EXERCISE DETAILS: In the entries, find all lines that hold the word "JSON" and copy them.

++++++++

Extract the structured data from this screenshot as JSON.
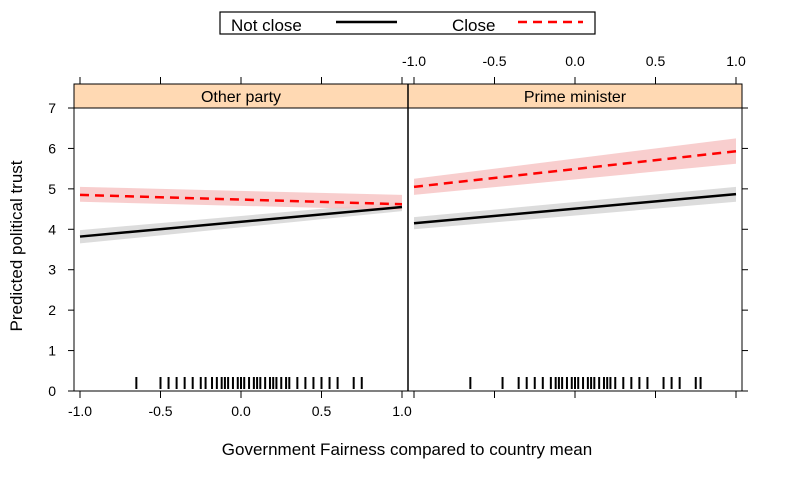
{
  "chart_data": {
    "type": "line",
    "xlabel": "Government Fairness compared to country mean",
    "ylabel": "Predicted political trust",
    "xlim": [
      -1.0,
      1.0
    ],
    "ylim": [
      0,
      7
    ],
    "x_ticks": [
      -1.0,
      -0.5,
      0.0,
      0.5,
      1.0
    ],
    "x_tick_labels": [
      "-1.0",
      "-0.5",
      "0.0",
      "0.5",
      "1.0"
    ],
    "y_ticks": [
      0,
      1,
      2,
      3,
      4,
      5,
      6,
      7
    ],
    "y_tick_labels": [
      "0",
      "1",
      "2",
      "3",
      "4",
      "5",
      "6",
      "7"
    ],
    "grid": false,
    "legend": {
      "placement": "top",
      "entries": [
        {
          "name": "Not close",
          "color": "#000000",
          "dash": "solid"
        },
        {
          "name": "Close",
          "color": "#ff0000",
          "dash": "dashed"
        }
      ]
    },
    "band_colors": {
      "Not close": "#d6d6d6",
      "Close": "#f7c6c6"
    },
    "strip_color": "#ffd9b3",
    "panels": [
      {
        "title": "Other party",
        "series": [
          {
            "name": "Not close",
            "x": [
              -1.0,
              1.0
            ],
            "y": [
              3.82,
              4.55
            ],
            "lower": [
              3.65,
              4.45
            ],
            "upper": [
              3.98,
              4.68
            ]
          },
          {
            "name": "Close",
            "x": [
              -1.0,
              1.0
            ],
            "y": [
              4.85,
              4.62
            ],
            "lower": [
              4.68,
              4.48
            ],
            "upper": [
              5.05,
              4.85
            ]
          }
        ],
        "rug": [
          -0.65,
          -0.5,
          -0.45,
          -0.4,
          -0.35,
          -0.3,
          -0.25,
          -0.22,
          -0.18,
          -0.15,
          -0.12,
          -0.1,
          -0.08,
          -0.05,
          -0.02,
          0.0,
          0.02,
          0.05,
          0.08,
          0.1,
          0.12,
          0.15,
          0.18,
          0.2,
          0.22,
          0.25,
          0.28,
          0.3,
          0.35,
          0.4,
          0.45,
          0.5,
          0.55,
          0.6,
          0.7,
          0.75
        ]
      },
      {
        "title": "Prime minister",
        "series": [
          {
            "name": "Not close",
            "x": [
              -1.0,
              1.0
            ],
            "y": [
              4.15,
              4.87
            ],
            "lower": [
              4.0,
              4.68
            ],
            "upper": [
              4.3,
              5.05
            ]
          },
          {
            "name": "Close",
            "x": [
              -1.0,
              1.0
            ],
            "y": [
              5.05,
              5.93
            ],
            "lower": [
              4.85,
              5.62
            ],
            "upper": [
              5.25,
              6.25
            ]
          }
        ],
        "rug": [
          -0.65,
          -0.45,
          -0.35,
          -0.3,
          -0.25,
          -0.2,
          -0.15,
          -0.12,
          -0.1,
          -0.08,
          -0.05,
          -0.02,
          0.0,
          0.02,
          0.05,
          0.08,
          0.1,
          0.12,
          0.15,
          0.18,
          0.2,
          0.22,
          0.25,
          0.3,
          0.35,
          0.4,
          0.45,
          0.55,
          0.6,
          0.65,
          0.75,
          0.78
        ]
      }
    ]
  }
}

++++++++

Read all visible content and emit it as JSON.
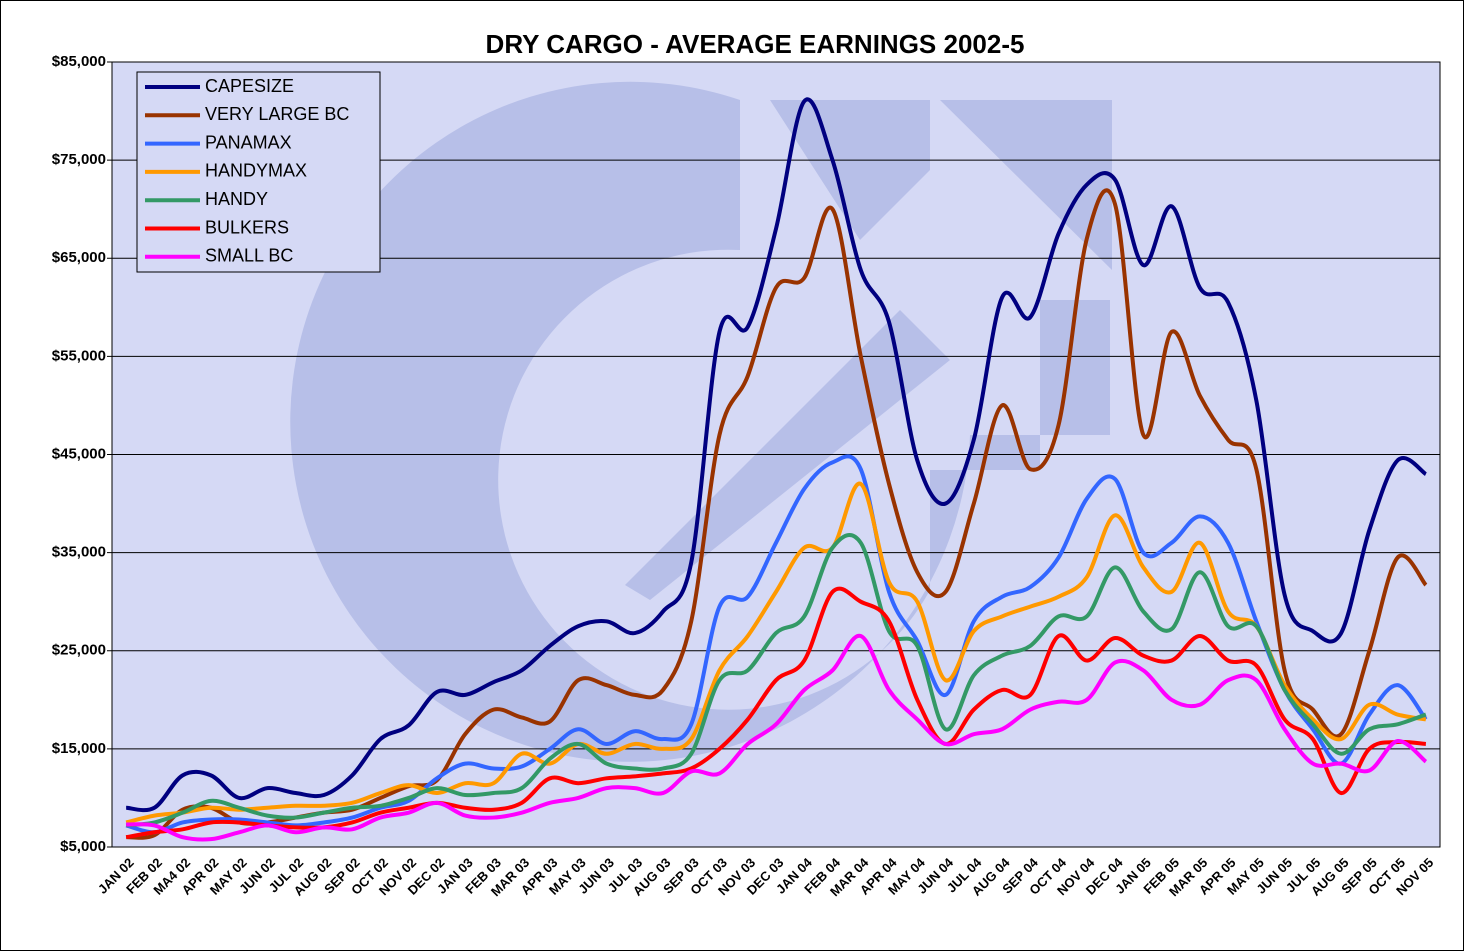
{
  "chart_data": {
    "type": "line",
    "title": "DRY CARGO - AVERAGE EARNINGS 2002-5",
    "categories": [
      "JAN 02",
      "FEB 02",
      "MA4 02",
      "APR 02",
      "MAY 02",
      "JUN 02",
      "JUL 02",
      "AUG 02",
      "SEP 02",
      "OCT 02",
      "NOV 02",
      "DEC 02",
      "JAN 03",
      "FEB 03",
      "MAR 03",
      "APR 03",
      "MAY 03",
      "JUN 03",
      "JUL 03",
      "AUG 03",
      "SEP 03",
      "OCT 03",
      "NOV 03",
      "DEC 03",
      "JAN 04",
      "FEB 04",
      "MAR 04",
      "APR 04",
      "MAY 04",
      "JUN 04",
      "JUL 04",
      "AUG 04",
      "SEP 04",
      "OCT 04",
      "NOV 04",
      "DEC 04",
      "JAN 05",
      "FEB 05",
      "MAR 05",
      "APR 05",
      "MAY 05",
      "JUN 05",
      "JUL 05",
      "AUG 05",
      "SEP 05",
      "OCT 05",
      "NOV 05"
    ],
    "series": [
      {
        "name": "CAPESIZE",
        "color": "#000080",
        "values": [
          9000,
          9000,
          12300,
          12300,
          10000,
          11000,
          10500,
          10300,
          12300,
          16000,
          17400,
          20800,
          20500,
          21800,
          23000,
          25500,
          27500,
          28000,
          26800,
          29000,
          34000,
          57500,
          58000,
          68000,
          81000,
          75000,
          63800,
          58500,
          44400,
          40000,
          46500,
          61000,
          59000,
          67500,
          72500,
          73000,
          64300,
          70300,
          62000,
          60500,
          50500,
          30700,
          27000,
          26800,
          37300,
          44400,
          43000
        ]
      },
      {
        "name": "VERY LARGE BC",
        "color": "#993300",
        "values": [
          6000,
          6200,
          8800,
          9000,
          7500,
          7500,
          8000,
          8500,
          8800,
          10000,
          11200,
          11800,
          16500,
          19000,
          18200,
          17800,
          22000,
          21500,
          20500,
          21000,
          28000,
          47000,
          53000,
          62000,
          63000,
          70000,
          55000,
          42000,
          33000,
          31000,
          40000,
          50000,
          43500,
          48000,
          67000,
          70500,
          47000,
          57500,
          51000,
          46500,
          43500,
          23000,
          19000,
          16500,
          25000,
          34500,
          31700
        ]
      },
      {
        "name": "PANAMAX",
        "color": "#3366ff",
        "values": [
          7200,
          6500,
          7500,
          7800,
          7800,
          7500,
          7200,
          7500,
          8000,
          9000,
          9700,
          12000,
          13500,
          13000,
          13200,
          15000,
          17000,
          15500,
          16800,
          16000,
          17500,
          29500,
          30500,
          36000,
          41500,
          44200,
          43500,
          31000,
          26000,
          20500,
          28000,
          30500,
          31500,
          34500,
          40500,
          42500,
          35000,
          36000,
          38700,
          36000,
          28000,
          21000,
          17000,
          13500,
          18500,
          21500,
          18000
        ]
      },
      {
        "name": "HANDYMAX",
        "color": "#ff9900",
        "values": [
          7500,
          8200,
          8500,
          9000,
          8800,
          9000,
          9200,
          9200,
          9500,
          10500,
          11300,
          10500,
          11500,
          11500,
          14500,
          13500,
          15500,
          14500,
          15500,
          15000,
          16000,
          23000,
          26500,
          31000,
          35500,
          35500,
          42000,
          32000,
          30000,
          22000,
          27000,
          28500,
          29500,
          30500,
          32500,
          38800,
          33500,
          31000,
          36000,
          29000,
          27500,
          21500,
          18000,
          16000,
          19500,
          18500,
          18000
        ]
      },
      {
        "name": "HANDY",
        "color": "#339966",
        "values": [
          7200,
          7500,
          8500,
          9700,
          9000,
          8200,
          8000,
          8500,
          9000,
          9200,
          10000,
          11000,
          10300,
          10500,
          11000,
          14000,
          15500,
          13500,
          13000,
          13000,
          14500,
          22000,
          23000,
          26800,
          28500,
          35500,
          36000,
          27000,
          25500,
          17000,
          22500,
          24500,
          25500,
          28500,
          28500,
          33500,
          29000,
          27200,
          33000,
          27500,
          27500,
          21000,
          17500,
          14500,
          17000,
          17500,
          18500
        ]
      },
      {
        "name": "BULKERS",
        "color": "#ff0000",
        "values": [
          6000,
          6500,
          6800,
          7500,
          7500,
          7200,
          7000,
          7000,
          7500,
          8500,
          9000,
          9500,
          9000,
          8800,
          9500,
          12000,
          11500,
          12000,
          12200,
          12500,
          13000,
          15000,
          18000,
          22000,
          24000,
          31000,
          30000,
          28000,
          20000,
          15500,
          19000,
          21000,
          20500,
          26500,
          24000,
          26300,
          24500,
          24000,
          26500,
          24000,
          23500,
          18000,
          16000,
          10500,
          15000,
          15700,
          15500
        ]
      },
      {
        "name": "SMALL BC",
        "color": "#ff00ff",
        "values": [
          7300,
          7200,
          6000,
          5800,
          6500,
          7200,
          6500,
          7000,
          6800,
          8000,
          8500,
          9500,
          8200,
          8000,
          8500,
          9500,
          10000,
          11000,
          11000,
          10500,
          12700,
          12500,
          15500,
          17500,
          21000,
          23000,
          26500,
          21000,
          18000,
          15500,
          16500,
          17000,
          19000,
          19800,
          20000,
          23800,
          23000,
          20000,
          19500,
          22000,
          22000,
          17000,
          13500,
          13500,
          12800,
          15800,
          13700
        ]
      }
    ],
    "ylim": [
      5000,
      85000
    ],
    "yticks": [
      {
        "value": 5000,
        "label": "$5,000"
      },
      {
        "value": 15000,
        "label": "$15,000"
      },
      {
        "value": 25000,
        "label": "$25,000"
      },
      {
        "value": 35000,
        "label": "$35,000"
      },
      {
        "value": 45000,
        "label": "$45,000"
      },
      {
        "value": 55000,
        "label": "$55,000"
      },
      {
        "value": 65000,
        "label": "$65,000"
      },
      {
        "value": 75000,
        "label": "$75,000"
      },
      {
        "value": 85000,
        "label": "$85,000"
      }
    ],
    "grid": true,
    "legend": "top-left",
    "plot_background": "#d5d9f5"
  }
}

++++++++

FINAL RESULT:
Extract the structured data from this screenshot as JSON.
Read all visible content and emit it as JSON.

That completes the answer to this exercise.